**INPUT MATERIAL:**
[start]

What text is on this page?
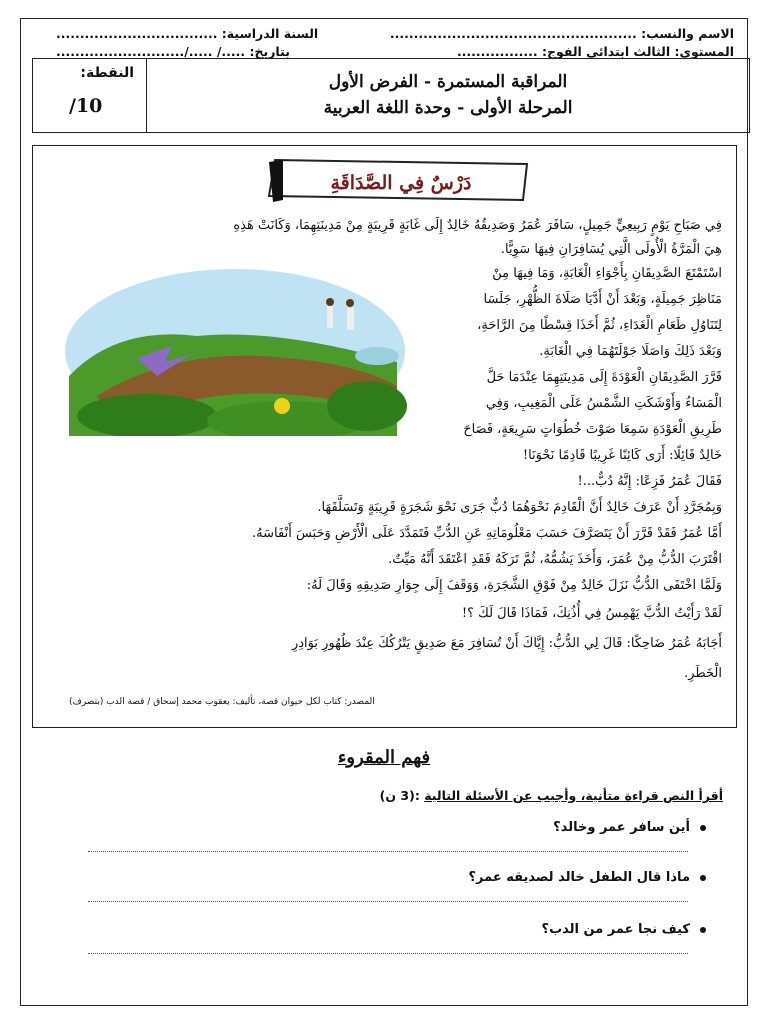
الاسم والنسب: ....................................................
المستوى: الثالث ابتدائي الفوج: .................
السنة الدراسية: ..................................
بتاريخ: ...../ ...../...........................
النقطة:
10/
المراقبة المستمرة - الفرض الأول
المرحلة الأولى - وحدة اللغة العربية
دَرْسٌ فِي الصَّدَاقَةِ

فِي صَبَاحِ يَوْمٍ رَبِيعِيٍّ جَمِيلٍ، سَافَرَ عُمَرُ وَصَدِيقُهُ خَالِدٌ إِلَى غَابَةٍ قَرِيبَةٍ مِنْ مَدِينَتِهِمَا، وَكَانَتْ هَذِهِ

هِيَ الْمَرَّةُ الْأُولَى الَّتِي يُسَافِرَانِ فِيهَا سَوِيًّا.

اسْتَمْتَعَ الصَّدِيقَانِ بِأَجْوَاءِ الْغَابَةِ، وَمَا فِيهَا مِنْ

مَنَاظِرَ جَمِيلَةٍ، وَبَعْدَ أَنْ أَدَّيَا صَلَاةَ الظُّهْرِ، جَلَسَا

لِتَنَاوُلِ طَعَامِ الْغَدَاءِ، ثُمَّ أَخَذَا قِسْطًا مِنَ الرَّاحَةِ،

وَبَعْدَ ذَلِكَ وَاصَلَا جَوْلَتَهُمَا فِي الْغَابَةِ.

قَرَّرَ الصَّدِيقَانِ الْعَوْدَةَ إِلَى مَدِينَتِهِمَا عِنْدَمَا حَلَّ

الْمَسَاءُ وَأَوْشَكَتِ الشَّمْسُ عَلَى الْمَغِيبِ، وَفِي

طَرِيقِ الْعَوْدَةِ سَمِعَا صَوْتَ خُطُوَاتٍ سَرِيعَةٍ، فَصَاحَ

خَالِدٌ قَائِلًا: أَرَى كَائِنًا غَرِيبًا قَادِمًا نَحْوَنَا!

فَقَالَ عُمَرُ فَزِعًا: إِنَّهُ دُبٌّ...!

وَبِمُجَرَّدِ أَنْ عَرَفَ خَالِدٌ أَنَّ الْقَادِمَ نَحْوَهُمَا دُبٌّ جَرَى نَحْوَ شَجَرَةٍ قَرِيبَةٍ وَتَسَلَّقَهَا.

أَمَّا عُمَرُ فَقَدْ قَرَّرَ أَنْ يَتَصَرَّفَ حَسَبَ مَعْلُومَاتِهِ عَنِ الدُّبِّ فَتَمَدَّدَ عَلَى الْأَرْضِ وَحَبَسَ أَنْفَاسَهُ.

اقْتَرَبَ الدُّبُّ مِنْ عُمَرَ، وَأَخَذَ يَشُمُّهُ، ثُمَّ تَرَكَهُ فَقَدِ اعْتَقَدَ أَنَّهُ مَيِّتٌ.

وَلَمَّا اخْتَفَى الدُّبُّ نَزَلَ خَالِدٌ مِنْ فَوْقِ الشَّجَرَةِ، وَوَقَفَ إِلَى جِوَارِ صَدِيقِهِ وَقَالَ لَهُ:

لَقَدْ رَأَيْتُ الدُّبَّ يَهْمِسُ فِي أُذُنِكَ، فَمَاذَا قَالَ لَكَ ؟!

أَجَابَهُ عُمَرُ ضَاحِكًا: قَالَ لِي الدُّبُّ: إِيَّاكَ أَنْ تُسَافِرَ مَعَ صَدِيقٍ يَتْرُكُكَ عِنْدَ ظُهُورِ بَوَادِرِ

الْخَطَرِ.

المصدر: كتاب لكل حيوان قصة، تأليف: يعقوب محمد إسحاق / قصة الدب (بتصرف)
فهم المقروء
أقرأ النص قراءة متأنية، وأجيب عن الأسئلة التالية :(3 ن)
أين سافر عمر وخالد؟
ماذا قال الطفل خالد لصديقه عمر؟
كيف نجا عمر من الدب؟
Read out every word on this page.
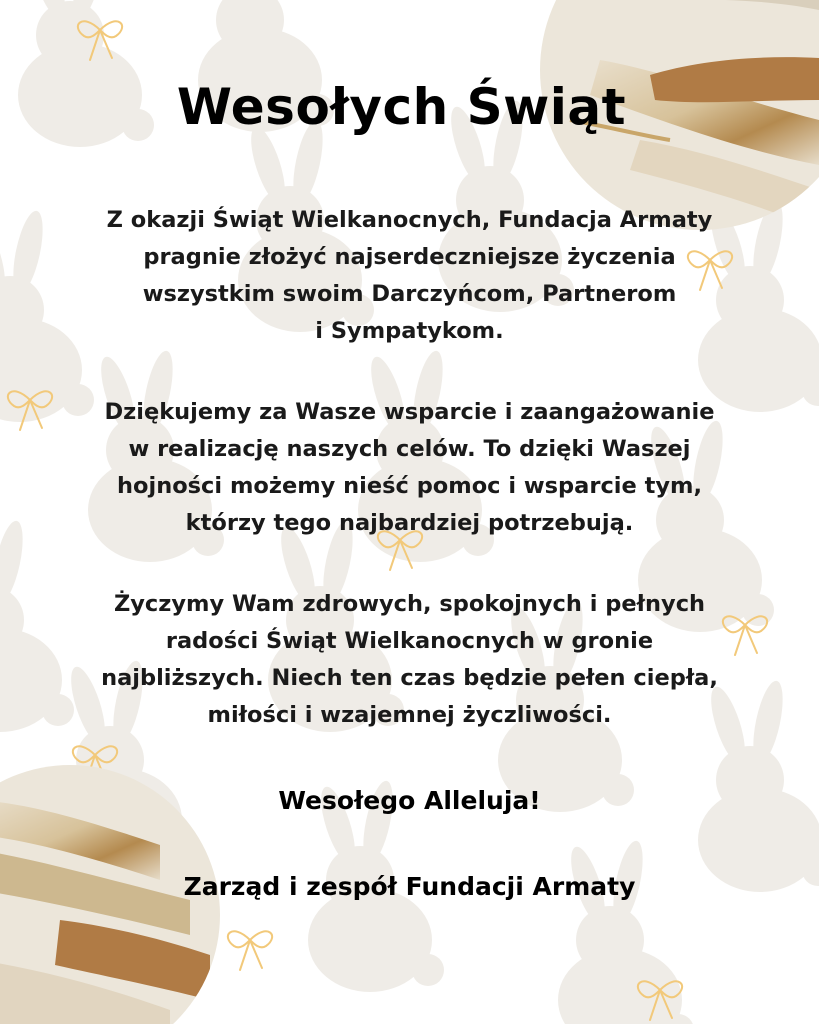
Wesołych Świąt

Z okazji Świąt Wielkanocnych, Fundacja Armaty
pragnie złożyć najserdeczniejsze życzenia
wszystkim swoim Darczyńcom, Partnerom
i Sympatykom.

Dziękujemy za Wasze wsparcie i zaangażowanie
w realizację naszych celów. To dzięki Waszej
hojności możemy nieść pomoc i wsparcie tym,
którzy tego najbardziej potrzebują.

Życzymy Wam zdrowych, spokojnych i pełnych
radości Świąt Wielkanocnych w gronie
najbliższych. Niech ten czas będzie pełen ciepła,
miłości i wzajemnej życzliwości.

Wesołego Alleluja!

Zarząd i zespół Fundacji Armaty
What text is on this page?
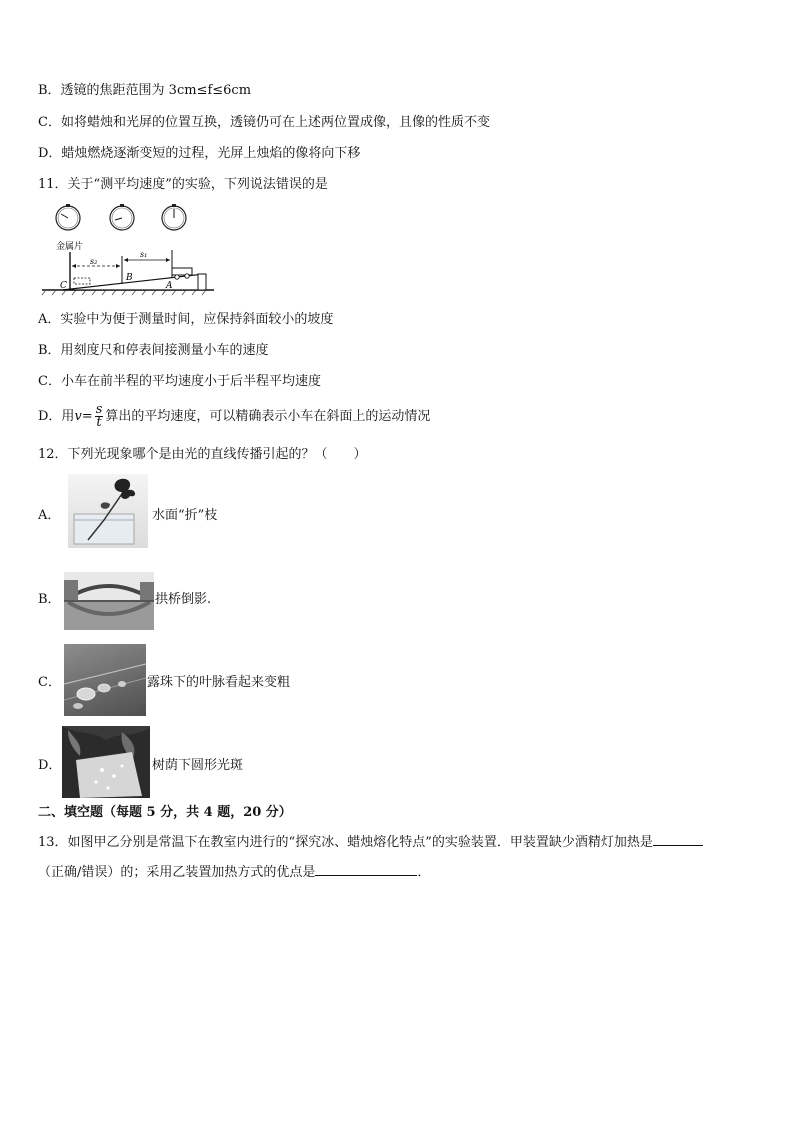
B．透镜的焦距范围为 3cm≤f≤6cm
C．如将蜡烛和光屏的位置互换，透镜仍可在上述两位置成像，且像的性质不变
D．蜡烛燃烧逐渐变短的过程，光屏上烛焰的像将向下移
11．关于“测平均速度”的实验，下列说法错误的是
金属片
C
B
A
s₁
s₂
A．实验中为便于测量时间，应保持斜面较小的坡度
B．用刻度尺和停表间接测量小车的速度
C．小车在前半程的平均速度小于后半程平均速度
D．用$v= \frac{s}{t}$ 算出的平均速度，可以精确表示小车在斜面上的运动情况
12．下列光现象哪个是由光的直线传播引起的？（　　）
A．	水面“折”枝
B．	拱桥倒影.
C．	露珠下的叶脉看起来变粗
D．	树荫下圆形光斑
二、填空题（每题 5 分，共 4 题，20 分）
13．如图甲乙分别是常温下在教室内进行的“探究冰、蜡烛熔化特点”的实验装置．甲装置缺少酒精灯加热是
（正确/错误）的；采用乙装置加热方式的优点是	．
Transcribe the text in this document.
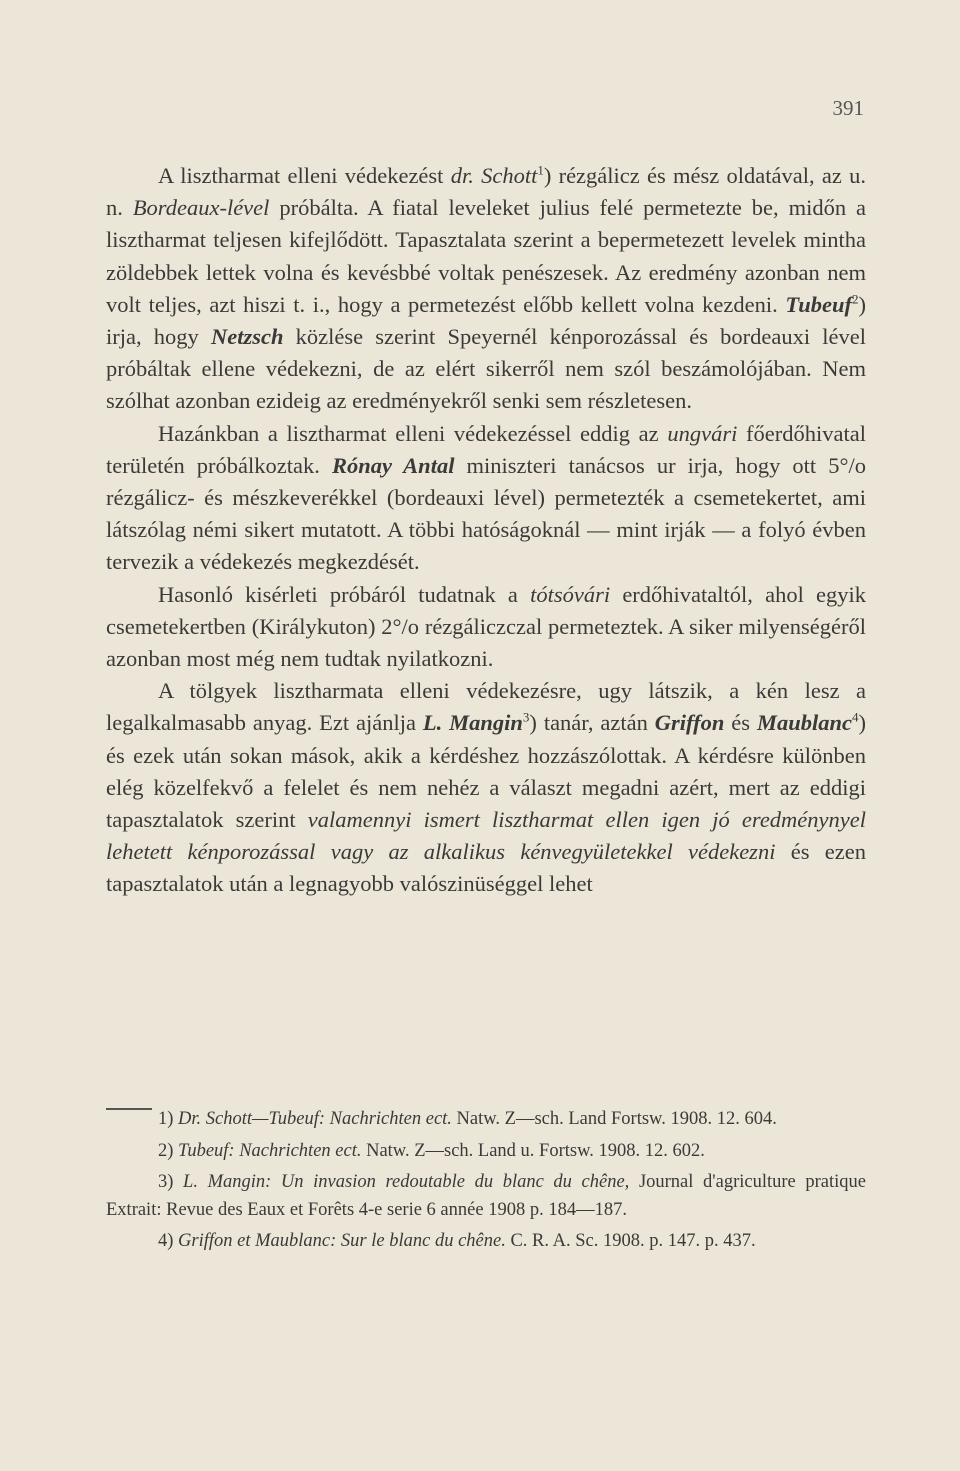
391

A lisztharmat elleni védekezést dr. Schott$^1$) rézgálicz és mész oldatával, az u. n. Bordeaux-lével próbálta. A fiatal leveleket julius felé permetezte be, midőn a lisztharmat teljesen kifejlődött. Tapasztalata szerint a bepermetezett levelek mintha zöldebbek lettek volna és kevésbbé voltak penészesek. Az eredmény azonban nem volt teljes, azt hiszi t. i., hogy a permetezést előbb kellett volna kezdeni. Tubeuf$^2$) irja, hogy Netzsch közlése szerint Speyernél kénporozással és bordeauxi lével próbáltak ellene védekezni, de az elért sikerről nem szól beszámolójában. Nem szólhat azonban ezideig az eredményekről senki sem részletesen.

Hazánkban a lisztharmat elleni védekezéssel eddig az ungvári főerdőhivatal területén próbálkoztak. Rónay Antal miniszteri tanácsos ur irja, hogy ott 5°/o rézgálicz- és mészkeverékkel (bordeauxi lével) permetezték a csemetekertet, ami látszólag némi sikert mutatott. A többi hatóságoknál — mint irják — a folyó évben tervezik a védekezés megkezdését.

Hasonló kisérleti próbáról tudatnak a tótsóvári erdőhivataltól, ahol egyik csemetekertben (Királykuton) 2°/o rézgáliczczal permeteztek. A siker milyenségéről azonban most még nem tudtak nyilatkozni.

A tölgyek lisztharmata elleni védekezésre, ugy látszik, a kén lesz a legalkalmasabb anyag. Ezt ajánlja L. Mangin$^3$) tanár, aztán Griffon és Maublanc$^4$) és ezek után sokan mások, akik a kérdéshez hozzászólottak. A kérdésre különben elég közelfekvő a felelet és nem nehéz a választ megadni azért, mert az eddigi tapasztalatok szerint valamennyi ismert lisztharmat ellen igen jó eredménynyel lehetett kénporozással vagy az alkalikus kénvegyületekkel védekezni és ezen tapasztalatok után a legnagyobb valószinüséggel lehet

1) Dr. Schott—Tubeuf: Nachrichten ect. Natw. Z—sch. Land Fortsw. 1908. 12. 604.

2) Tubeuf: Nachrichten ect. Natw. Z—sch. Land u. Fortsw. 1908. 12. 602.

3) L. Mangin: Un invasion redoutable du blanc du chêne, Journal d'agriculture pratique Extrait: Revue des Eaux et Forêts 4-e serie 6 année 1908 p. 184—187.

4) Griffon et Maublanc: Sur le blanc du chêne. C. R. A. Sc. 1908. p. 147. p. 437.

[end]

**REQUEST:**
Report how many lines in the entries hold the string "elleni". Nothing but the number is wanted.

**OUTPUT BELOW:**
3